[A block of data]
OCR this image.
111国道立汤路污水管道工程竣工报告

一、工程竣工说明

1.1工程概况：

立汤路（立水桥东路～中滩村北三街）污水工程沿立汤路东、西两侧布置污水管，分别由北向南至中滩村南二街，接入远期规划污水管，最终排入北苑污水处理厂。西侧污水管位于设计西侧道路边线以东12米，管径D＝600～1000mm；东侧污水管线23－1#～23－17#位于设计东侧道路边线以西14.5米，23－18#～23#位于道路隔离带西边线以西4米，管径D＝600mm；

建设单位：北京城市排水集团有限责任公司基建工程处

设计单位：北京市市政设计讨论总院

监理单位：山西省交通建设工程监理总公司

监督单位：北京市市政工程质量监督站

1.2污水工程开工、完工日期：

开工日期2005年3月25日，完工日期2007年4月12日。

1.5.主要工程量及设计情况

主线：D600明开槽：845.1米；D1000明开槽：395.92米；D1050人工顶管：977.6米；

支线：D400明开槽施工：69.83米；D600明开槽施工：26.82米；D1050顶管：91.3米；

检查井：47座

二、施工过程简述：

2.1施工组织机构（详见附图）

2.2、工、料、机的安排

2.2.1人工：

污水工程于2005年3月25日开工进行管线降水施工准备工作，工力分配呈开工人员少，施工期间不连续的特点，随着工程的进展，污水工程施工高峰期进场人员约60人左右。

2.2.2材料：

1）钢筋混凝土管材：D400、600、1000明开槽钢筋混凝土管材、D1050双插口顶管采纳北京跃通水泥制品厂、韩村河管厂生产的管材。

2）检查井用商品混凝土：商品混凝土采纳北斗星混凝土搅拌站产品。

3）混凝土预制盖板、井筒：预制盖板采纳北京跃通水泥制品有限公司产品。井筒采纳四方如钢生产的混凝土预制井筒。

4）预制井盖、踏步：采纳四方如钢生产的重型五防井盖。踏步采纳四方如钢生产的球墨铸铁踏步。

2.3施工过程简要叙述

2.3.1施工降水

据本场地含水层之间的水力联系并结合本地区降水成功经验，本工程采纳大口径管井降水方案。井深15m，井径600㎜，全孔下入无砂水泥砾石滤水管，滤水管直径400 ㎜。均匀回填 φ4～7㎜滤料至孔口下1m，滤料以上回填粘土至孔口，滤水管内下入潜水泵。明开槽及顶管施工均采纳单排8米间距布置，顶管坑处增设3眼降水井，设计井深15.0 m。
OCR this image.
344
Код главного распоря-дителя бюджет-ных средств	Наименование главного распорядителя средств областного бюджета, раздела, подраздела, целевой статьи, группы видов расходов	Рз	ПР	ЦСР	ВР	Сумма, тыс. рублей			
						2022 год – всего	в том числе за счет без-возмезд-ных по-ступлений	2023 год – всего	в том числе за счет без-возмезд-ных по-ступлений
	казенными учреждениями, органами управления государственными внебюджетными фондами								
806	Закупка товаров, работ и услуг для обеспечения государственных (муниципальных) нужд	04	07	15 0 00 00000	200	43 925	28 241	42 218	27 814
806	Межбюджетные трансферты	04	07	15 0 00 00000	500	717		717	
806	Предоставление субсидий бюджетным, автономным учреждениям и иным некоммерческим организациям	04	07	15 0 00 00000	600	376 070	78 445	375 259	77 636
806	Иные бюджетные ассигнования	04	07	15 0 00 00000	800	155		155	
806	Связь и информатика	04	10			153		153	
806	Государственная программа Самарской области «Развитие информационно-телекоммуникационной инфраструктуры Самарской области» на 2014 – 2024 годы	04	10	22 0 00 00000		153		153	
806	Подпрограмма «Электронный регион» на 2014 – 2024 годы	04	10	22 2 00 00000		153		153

_Written problem_
The records above must be output exactly, in full.

_The output_
OCR this image.
111国道立汤路污水管道工程竣工报告

一、工程竣工说明

1.1工程概况：

立汤路（立水桥东路～中滩村北三街）污水工程沿立汤路东、西两侧布置污水管，分别由北向南至中滩村南二街，接入远期规划污水管，最终排入北苑污水处理厂。西侧污水管位于设计西侧道路边线以东12米，管径D＝600～1000mm；东侧污水管线23－1#～23－17#位于设计东侧道路边线以西14.5米，23－18#～23#位于道路隔离带西边线以西4米，管径D＝600mm；

建设单位：北京城市排水集团有限责任公司基建工程处

设计单位：北京市市政设计讨论总院

监理单位：山西省交通建设工程监理总公司

监督单位：北京市市政工程质量监督站

1.2污水工程开工、完工日期：

开工日期2005年3月25日，完工日期2007年4月12日。

1.5.主要工程量及设计情况

主线：D600明开槽：845.1米；D1000明开槽：395.92米；D1050人工顶管：977.6米；

支线：D400明开槽施工：69.83米；D600明开槽施工：26.82米；D1050顶管：91.3米；

检查井：47座

二、施工过程简述：

2.1施工组织机构（详见附图）

2.2、工、料、机的安排

2.2.1人工：

污水工程于2005年3月25日开工进行管线降水施工准备工作，工力分配呈开工人员少，施工期间不连续的特点，随着工程的进展，污水工程施工高峰期进场人员约60人左右。

2.2.2材料：

1）钢筋混凝土管材：D400、600、1000明开槽钢筋混凝土管材、D1050双插口顶管采纳北京跃通水泥制品厂、韩村河管厂生产的管材。

2）检查井用商品混凝土：商品混凝土采纳北斗星混凝土搅拌站产品。

3）混凝土预制盖板、井筒：预制盖板采纳北京跃通水泥制品有限公司产品。井筒采纳四方如钢生产的混凝土预制井筒。

4）预制井盖、踏步：采纳四方如钢生产的重型五防井盖。踏步采纳四方如钢生产的球墨铸铁踏步。

2.3施工过程简要叙述

2.3.1施工降水

据本场地含水层之间的水力联系并结合本地区降水成功经验，本工程采纳大口径管井降水方案。井深15m，井径600㎜，全孔下入无砂水泥砾石滤水管，滤水管直径400 ㎜。均匀回填 φ4～7㎜滤料至孔口下1m，滤料以上回填粘土至孔口，滤水管内下入潜水泵。明开槽及顶管施工均采纳单排8米间距布置，顶管坑处增设3眼降水井，设计井深15.0 m。
OCR this image.
344
Код главного распоря-дителя бюджет-ных средств	Наименование главного распорядителя средств областного бюджета, раздела, подраздела, целевой статьи, группы видов расходов	Рз	ПР	ЦСР	ВР	Сумма, тыс. рублей			
						2022 год – всего	в том числе за счет без-возмезд-ных по-ступлений	2023 год – всего	в том числе за счет без-возмезд-ных по-ступлений
	казенными учреждениями, органами управления государственными внебюджетными фондами								
806	Закупка товаров, работ и услуг для обеспечения государственных (муниципальных) нужд	04	07	15 0 00 00000	200	43 925	28 241	42 218	27 814
806	Межбюджетные трансферты	04	07	15 0 00 00000	500	717		717	
806	Предоставление субсидий бюджетным, автономным учреждениям и иным некоммерческим организациям	04	07	15 0 00 00000	600	376 070	78 445	375 259	77 636
806	Иные бюджетные ассигнования	04	07	15 0 00 00000	800	155		155	
806	Связь и информатика	04	10			153		153	
806	Государственная программа Самарской области «Развитие информационно-телекоммуникационной инфраструктуры Самарской области» на 2014 – 2024 годы	04	10	22 0 00 00000		153		153	
806	Подпрограмма «Электронный регион» на 2014 – 2024 годы	04	10	22 2 00 00000		153		153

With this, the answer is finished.